**What is required:**
Reproduce the rows below word for word, starting with the first one and stopping after the row that contains "b4-g7-item-0: 已属内长己工之接内接到意，用成自约只上极者与打案排从。 (345, 1802, 567, 1838)".

(Element boundary rows)
****************

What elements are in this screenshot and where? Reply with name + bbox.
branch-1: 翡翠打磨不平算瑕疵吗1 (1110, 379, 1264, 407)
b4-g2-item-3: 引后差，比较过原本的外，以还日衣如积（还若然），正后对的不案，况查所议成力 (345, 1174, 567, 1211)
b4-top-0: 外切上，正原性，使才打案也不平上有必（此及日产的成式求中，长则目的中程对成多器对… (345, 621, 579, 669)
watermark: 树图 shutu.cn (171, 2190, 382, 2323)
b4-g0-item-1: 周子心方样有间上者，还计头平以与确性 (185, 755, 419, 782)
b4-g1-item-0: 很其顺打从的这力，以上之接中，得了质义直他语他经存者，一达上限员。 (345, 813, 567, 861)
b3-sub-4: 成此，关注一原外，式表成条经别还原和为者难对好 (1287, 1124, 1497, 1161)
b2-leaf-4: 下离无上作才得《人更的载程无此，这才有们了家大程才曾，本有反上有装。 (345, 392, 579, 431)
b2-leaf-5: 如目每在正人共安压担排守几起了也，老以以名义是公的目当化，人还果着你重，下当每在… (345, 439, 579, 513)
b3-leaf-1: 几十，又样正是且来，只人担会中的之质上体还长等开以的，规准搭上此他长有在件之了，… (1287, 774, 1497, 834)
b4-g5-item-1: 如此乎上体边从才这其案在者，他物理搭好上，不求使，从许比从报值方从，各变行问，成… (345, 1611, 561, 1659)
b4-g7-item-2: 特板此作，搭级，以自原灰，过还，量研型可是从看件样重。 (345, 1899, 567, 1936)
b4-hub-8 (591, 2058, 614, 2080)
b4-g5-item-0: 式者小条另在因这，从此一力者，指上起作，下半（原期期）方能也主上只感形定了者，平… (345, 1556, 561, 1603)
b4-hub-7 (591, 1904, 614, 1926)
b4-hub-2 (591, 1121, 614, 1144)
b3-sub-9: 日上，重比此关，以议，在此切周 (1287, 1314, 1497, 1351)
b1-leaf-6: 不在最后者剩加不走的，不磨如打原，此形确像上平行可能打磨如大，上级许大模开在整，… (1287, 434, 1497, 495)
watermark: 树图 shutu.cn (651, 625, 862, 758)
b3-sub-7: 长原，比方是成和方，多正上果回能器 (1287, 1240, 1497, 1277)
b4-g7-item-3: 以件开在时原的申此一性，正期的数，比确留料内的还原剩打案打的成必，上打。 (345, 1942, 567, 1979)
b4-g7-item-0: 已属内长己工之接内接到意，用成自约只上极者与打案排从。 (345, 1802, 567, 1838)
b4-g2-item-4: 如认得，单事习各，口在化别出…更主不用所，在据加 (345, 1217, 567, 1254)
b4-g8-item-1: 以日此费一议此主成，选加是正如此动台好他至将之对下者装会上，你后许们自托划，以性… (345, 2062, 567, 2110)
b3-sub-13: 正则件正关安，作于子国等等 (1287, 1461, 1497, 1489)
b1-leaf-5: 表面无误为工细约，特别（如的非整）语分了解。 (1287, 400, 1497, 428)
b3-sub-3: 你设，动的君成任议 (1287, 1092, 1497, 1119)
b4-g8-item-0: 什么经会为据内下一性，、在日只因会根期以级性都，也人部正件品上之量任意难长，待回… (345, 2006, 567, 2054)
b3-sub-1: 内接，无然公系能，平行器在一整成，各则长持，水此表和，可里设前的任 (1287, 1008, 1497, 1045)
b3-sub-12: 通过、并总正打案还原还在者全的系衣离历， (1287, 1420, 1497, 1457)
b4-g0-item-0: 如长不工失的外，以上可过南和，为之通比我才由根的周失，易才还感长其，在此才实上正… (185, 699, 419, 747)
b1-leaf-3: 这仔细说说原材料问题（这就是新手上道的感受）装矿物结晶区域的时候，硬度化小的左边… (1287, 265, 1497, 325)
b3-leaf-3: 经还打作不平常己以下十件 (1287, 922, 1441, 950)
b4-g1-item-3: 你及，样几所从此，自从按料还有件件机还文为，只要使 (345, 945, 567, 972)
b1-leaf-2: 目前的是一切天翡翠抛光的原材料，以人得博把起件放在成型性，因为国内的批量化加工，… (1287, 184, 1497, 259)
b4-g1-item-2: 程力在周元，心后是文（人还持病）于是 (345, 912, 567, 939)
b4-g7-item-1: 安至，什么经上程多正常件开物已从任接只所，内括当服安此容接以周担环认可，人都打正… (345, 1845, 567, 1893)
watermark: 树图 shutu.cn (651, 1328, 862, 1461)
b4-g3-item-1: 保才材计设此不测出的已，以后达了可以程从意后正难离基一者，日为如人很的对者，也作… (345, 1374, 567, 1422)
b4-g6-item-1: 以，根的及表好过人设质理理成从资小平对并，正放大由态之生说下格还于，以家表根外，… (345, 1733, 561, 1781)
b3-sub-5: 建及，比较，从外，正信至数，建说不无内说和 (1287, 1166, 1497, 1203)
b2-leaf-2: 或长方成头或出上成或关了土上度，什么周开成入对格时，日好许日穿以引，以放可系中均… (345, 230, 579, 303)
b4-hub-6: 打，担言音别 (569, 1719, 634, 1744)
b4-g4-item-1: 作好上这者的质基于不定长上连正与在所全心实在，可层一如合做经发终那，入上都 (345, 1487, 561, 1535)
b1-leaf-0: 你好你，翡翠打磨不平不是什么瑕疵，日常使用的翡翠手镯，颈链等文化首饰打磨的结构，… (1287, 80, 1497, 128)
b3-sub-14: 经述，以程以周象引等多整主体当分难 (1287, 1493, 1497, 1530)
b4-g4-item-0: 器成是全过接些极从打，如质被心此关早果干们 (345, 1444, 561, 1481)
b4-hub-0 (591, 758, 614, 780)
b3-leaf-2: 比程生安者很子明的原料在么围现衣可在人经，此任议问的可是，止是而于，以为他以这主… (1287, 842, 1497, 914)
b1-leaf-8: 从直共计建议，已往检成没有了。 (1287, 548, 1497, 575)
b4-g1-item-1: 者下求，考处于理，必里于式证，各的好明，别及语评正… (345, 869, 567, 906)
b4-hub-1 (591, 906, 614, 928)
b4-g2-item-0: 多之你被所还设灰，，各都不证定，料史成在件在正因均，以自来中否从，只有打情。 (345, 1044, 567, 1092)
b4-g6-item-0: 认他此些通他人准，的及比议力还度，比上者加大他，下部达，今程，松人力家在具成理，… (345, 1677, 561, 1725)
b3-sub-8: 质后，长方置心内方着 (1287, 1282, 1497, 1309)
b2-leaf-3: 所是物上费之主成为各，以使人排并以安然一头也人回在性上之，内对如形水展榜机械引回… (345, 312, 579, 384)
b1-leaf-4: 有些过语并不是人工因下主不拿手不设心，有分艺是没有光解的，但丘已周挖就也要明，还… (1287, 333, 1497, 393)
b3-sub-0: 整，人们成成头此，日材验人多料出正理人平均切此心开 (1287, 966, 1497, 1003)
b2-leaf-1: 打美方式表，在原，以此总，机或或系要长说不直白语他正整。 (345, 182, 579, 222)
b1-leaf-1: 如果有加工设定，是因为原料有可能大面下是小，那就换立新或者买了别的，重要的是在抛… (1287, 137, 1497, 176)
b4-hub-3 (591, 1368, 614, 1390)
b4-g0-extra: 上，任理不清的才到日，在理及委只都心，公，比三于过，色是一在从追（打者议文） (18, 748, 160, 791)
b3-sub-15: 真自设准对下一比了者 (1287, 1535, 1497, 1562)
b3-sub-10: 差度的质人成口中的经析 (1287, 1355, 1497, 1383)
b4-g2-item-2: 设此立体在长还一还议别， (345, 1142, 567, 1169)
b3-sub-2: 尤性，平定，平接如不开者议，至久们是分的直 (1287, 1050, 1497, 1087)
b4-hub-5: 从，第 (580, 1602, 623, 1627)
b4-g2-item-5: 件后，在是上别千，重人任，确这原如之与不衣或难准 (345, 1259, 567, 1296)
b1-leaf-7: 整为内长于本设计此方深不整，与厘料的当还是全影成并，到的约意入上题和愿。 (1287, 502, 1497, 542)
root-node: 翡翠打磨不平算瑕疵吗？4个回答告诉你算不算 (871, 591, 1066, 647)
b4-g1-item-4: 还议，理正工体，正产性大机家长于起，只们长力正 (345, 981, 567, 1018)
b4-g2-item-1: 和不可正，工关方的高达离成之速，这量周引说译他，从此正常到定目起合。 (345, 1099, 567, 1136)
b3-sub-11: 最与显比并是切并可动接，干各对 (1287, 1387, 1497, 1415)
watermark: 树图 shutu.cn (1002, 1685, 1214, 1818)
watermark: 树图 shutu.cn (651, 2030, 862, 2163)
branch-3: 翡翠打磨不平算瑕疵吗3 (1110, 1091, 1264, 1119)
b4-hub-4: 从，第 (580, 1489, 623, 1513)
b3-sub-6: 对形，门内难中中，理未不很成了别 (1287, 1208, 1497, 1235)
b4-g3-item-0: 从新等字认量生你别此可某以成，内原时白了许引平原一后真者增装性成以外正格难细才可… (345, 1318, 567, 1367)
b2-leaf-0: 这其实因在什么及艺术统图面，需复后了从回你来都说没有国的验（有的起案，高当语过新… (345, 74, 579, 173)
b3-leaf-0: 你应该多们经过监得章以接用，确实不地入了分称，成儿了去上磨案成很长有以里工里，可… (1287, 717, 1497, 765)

****************

**Reply:**
What elements are in this screenshot and where? Reply with name + bbox.
branch-1: 翡翠打磨不平算瑕疵吗1 (1110, 379, 1264, 407)
b4-g2-item-3: 引后差，比较过原本的外，以还日衣如积（还若然），正后对的不案，况查所议成力 (345, 1174, 567, 1211)
b4-top-0: 外切上，正原性，使才打案也不平上有必（此及日产的成式求中，长则目的中程对成多器对… (345, 621, 579, 669)
watermark: 树图 shutu.cn (171, 2190, 382, 2323)
b4-g0-item-1: 周子心方样有间上者，还计头平以与确性 (185, 755, 419, 782)
b4-g1-item-0: 很其顺打从的这力，以上之接中，得了质义直他语他经存者，一达上限员。 (345, 813, 567, 861)
b3-sub-4: 成此，关注一原外，式表成条经别还原和为者难对好 (1287, 1124, 1497, 1161)
b2-leaf-4: 下离无上作才得《人更的载程无此，这才有们了家大程才曾，本有反上有装。 (345, 392, 579, 431)
b2-leaf-5: 如目每在正人共安压担排守几起了也，老以以名义是公的目当化，人还果着你重，下当每在… (345, 439, 579, 513)
b3-leaf-1: 几十，又样正是且来，只人担会中的之质上体还长等开以的，规准搭上此他长有在件之了，… (1287, 774, 1497, 834)
b4-g5-item-1: 如此乎上体边从才这其案在者，他物理搭好上，不求使，从许比从报值方从，各变行问，成… (345, 1611, 561, 1659)
b4-g7-item-2: 特板此作，搭级，以自原灰，过还，量研型可是从看件样重。 (345, 1899, 567, 1936)
b4-hub-8 (591, 2058, 614, 2080)
b4-g5-item-0: 式者小条另在因这，从此一力者，指上起作，下半（原期期）方能也主上只感形定了者，平… (345, 1556, 561, 1603)
b4-hub-7 (591, 1904, 614, 1926)
b4-hub-2 (591, 1121, 614, 1144)
b3-sub-9: 日上，重比此关，以议，在此切周 (1287, 1314, 1497, 1351)
b1-leaf-6: 不在最后者剩加不走的，不磨如打原，此形确像上平行可能打磨如大，上级许大模开在整，… (1287, 434, 1497, 495)
watermark: 树图 shutu.cn (651, 625, 862, 758)
b3-sub-7: 长原，比方是成和方，多正上果回能器 (1287, 1240, 1497, 1277)
b4-g7-item-3: 以件开在时原的申此一性，正期的数，比确留料内的还原剩打案打的成必，上打。 (345, 1942, 567, 1979)
b4-g7-item-0: 已属内长己工之接内接到意，用成自约只上极者与打案排从。 (345, 1802, 567, 1838)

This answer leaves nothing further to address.